» The problem:
Present each line of the entries below that holds the word "před".

» Provided data:
-- START --
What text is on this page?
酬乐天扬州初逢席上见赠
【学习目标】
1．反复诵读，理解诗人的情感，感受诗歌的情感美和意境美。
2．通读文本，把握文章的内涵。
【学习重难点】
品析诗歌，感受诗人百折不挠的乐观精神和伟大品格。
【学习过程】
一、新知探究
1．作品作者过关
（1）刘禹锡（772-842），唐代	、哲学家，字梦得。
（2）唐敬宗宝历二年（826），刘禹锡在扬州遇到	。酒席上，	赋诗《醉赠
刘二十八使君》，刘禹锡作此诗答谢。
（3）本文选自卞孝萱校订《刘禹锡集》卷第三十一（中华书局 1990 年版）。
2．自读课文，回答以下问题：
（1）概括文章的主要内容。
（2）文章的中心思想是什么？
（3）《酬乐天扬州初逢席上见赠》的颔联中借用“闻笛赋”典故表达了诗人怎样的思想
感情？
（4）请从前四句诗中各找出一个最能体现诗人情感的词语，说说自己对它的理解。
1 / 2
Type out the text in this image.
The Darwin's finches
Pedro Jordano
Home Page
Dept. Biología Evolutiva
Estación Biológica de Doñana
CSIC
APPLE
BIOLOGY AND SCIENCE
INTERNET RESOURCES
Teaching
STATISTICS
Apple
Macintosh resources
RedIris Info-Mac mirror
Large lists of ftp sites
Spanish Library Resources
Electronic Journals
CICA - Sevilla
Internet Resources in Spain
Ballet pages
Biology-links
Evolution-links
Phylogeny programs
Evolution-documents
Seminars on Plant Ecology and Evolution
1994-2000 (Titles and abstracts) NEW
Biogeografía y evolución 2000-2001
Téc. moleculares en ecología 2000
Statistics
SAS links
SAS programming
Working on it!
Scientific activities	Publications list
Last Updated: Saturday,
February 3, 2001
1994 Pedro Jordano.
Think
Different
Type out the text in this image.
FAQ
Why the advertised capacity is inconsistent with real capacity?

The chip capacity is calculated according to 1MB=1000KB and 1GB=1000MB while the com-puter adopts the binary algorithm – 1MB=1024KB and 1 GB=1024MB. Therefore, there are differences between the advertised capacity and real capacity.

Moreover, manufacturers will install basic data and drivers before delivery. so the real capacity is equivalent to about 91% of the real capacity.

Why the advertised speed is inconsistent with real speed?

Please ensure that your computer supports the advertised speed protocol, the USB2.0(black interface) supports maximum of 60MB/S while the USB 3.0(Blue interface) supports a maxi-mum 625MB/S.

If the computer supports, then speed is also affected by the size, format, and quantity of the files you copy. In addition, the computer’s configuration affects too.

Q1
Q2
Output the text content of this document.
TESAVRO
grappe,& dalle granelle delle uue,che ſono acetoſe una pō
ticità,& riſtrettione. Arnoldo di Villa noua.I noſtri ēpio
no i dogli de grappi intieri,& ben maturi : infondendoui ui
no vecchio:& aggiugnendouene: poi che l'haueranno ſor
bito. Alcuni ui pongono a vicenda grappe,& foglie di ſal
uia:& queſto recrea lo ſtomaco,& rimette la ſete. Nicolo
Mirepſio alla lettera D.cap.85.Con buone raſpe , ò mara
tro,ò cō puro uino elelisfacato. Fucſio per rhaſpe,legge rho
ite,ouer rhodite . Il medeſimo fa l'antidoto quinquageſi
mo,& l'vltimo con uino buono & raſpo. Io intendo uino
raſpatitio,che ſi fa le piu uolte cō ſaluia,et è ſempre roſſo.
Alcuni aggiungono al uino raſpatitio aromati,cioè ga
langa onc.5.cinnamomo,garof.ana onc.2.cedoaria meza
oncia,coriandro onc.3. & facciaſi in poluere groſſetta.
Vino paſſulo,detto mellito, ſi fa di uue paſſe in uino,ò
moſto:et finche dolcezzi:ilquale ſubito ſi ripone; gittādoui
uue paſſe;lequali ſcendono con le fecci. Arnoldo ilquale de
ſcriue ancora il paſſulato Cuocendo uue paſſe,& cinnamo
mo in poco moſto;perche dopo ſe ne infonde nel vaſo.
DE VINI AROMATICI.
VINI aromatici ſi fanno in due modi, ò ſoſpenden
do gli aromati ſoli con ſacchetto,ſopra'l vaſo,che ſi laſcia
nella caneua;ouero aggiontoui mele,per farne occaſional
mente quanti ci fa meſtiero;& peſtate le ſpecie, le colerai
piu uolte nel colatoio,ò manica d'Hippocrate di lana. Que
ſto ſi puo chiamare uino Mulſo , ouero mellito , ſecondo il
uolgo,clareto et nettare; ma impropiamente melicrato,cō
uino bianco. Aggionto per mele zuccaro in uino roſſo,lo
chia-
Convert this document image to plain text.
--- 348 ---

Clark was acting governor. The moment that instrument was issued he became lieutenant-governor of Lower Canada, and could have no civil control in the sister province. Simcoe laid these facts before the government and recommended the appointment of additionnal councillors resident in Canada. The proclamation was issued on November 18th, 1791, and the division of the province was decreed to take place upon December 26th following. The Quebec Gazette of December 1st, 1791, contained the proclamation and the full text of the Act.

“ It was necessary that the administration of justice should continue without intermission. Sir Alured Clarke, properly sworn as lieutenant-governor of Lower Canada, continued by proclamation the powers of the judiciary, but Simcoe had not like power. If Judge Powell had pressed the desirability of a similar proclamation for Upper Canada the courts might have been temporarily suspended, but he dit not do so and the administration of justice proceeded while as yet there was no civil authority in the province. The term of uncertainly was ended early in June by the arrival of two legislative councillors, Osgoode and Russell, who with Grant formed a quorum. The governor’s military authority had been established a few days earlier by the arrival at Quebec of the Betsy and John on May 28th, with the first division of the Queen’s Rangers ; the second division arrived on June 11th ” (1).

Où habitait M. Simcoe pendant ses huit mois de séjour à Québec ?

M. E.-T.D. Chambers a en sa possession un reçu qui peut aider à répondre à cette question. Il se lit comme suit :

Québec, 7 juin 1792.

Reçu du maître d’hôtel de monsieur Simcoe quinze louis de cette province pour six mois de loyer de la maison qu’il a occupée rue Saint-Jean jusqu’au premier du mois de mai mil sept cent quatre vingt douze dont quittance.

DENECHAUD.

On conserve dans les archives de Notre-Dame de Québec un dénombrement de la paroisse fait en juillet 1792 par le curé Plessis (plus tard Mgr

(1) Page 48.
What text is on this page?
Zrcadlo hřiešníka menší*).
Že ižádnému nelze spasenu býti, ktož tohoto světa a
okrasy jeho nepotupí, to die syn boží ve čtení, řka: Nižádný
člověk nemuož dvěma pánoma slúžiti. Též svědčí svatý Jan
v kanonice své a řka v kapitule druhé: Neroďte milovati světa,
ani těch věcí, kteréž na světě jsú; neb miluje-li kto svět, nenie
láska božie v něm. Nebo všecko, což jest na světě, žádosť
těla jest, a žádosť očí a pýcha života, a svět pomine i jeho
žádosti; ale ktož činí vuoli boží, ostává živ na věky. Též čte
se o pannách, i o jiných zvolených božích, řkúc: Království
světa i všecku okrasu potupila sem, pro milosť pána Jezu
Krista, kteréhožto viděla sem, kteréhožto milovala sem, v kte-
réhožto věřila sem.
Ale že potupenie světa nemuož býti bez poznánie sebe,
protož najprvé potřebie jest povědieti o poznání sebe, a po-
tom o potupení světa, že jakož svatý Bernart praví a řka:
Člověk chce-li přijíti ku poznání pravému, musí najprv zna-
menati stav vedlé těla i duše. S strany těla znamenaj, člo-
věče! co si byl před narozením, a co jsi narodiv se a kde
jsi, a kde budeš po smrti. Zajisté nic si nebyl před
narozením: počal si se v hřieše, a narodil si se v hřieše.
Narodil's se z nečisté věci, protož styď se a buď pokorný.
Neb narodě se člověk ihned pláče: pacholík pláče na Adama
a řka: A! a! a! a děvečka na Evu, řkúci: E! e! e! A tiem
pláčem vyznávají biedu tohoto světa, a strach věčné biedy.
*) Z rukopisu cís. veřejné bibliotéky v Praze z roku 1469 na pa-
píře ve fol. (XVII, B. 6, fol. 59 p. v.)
-- END --
» Response to the task:
věče! co si byl před narozením, a co jsi narodiv se a kde
jsi, a kde budeš po smrti. Zajisté nic si nebyl před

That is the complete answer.